Do this: Copy each line below that includes "PowerPoint".

..........

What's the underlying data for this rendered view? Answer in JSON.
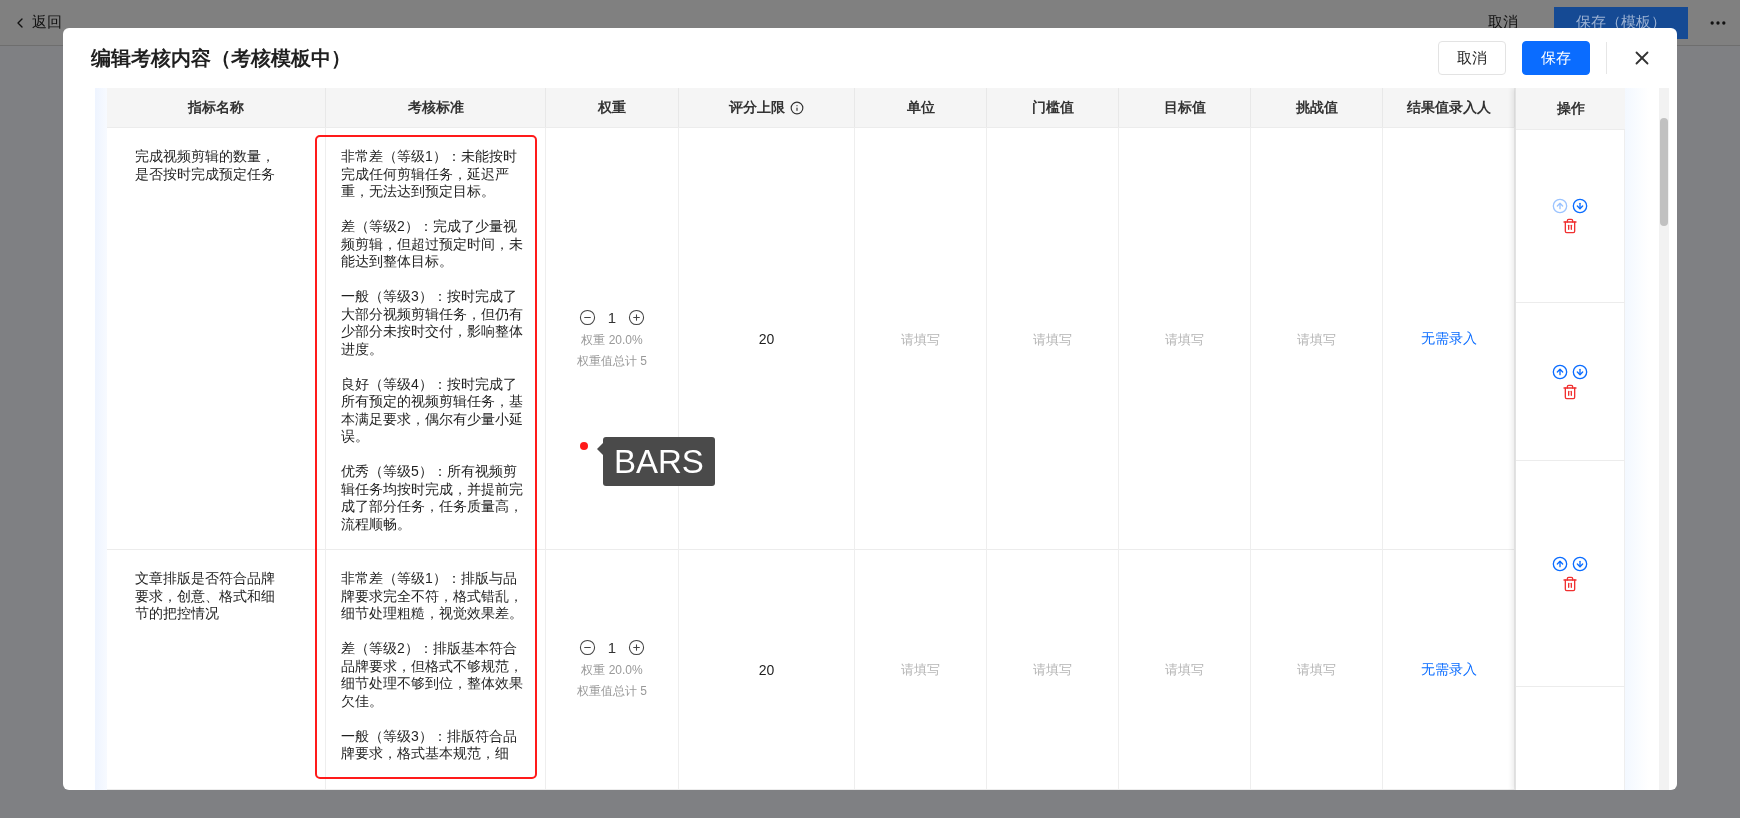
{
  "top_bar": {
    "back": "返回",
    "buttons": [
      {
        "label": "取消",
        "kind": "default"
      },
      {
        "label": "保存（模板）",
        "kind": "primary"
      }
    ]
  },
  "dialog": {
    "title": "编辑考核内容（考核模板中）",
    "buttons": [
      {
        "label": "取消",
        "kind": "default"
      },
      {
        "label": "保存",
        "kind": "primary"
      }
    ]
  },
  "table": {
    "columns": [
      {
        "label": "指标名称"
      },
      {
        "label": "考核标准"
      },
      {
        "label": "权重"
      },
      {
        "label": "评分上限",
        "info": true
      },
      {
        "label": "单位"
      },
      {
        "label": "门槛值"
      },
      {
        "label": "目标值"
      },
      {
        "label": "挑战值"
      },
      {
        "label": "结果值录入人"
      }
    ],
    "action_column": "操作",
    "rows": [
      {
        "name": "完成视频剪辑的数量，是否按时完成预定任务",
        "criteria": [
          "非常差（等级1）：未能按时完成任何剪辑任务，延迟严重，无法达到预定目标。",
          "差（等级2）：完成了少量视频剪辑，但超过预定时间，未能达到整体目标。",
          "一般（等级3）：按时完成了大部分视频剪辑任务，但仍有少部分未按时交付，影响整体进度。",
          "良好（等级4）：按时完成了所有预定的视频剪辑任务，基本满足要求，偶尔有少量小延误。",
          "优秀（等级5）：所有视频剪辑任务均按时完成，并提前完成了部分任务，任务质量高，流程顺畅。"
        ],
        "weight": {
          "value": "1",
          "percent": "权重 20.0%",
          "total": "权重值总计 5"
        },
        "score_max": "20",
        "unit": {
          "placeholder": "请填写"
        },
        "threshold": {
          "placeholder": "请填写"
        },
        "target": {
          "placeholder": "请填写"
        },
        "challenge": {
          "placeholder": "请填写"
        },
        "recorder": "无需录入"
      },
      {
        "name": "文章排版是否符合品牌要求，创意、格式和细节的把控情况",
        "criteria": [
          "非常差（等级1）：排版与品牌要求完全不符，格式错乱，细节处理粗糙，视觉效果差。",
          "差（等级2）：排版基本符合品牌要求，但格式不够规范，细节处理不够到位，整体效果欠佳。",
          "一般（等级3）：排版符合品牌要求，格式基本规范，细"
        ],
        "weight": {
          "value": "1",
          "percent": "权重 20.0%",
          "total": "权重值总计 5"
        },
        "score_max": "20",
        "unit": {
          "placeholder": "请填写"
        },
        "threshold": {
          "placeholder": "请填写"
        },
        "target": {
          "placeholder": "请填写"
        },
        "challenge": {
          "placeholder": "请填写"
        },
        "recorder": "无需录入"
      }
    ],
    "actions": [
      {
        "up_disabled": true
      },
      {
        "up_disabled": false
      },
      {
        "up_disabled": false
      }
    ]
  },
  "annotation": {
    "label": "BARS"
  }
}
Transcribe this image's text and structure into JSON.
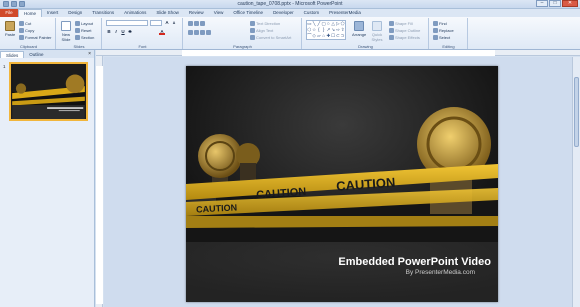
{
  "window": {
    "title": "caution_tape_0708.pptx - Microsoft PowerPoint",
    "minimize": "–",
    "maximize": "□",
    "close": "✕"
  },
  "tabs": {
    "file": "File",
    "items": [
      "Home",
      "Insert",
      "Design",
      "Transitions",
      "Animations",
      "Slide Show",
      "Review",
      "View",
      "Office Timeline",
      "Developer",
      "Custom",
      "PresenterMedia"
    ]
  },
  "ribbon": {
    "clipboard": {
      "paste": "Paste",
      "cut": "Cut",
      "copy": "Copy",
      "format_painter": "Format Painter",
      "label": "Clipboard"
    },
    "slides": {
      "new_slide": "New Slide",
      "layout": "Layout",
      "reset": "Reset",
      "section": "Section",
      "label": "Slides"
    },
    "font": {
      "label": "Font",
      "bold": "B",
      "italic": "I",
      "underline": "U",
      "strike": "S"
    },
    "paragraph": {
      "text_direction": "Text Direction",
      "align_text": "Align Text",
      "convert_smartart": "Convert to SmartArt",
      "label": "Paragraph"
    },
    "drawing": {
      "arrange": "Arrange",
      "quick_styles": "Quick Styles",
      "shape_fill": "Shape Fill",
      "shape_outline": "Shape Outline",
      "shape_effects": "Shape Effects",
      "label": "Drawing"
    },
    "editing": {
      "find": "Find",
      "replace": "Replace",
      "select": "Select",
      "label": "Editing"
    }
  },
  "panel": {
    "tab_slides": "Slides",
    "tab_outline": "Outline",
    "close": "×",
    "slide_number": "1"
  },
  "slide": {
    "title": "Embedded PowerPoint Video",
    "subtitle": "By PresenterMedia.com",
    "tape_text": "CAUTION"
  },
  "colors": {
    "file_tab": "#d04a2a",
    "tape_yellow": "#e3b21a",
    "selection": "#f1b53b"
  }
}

..........

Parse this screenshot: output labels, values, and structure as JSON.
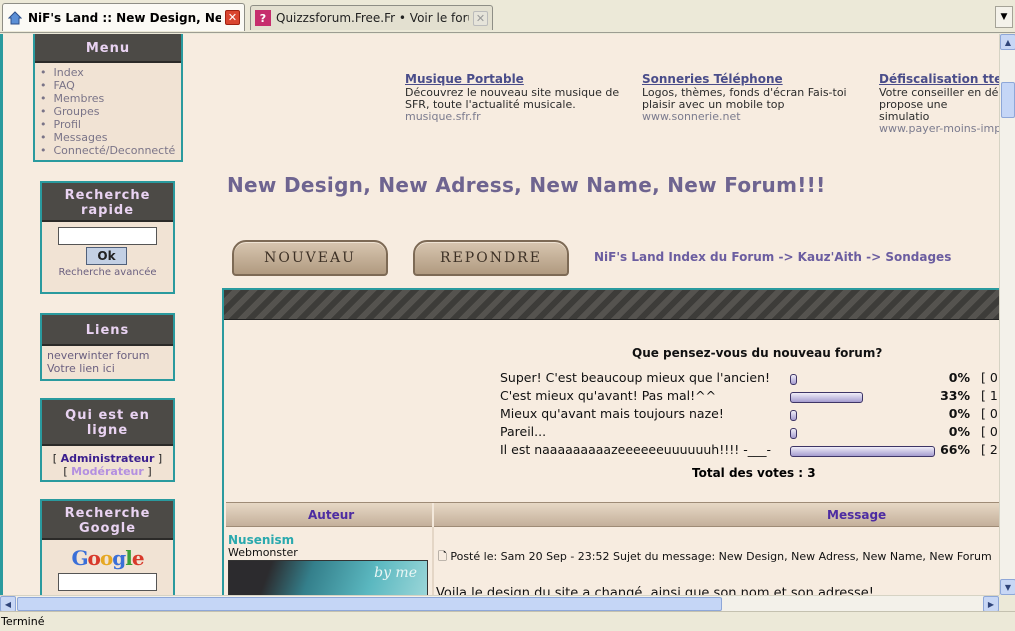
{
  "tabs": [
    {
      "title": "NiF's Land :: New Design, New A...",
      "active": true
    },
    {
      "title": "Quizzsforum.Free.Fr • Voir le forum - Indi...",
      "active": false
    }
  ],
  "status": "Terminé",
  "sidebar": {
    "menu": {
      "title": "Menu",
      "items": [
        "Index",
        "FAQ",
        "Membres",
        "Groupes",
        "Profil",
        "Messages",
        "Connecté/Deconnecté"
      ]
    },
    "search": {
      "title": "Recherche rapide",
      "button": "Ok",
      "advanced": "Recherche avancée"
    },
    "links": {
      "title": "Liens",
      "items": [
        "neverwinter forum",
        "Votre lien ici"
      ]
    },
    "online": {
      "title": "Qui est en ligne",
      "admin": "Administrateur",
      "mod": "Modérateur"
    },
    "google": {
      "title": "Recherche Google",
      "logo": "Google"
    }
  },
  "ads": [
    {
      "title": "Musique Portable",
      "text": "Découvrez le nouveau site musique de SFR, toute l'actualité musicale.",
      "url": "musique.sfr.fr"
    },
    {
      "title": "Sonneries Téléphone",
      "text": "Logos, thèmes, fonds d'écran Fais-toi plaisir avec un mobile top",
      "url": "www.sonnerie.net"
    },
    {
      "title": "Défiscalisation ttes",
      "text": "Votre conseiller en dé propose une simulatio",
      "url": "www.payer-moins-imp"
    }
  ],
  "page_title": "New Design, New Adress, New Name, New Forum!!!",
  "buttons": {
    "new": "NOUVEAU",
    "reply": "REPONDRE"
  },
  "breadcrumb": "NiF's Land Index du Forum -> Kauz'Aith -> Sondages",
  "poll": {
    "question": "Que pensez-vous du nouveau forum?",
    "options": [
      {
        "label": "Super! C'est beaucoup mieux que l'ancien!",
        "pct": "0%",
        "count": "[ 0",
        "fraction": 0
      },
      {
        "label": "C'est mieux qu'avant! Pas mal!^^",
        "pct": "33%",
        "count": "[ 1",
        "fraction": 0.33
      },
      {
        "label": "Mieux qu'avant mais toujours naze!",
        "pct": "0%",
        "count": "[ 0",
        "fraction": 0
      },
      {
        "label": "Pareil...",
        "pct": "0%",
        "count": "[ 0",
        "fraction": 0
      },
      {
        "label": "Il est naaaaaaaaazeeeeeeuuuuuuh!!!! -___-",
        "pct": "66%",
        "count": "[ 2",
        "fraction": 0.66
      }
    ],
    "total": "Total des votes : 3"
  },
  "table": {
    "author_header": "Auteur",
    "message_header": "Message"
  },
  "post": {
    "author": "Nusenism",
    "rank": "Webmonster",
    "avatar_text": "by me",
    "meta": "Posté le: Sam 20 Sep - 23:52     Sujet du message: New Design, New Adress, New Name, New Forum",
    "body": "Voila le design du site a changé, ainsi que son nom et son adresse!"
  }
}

..........

Solution:
    "title": "caution_tape_0708.pptx - Microsoft PowerPoint",
    "title": "Embedded PowerPoint Video",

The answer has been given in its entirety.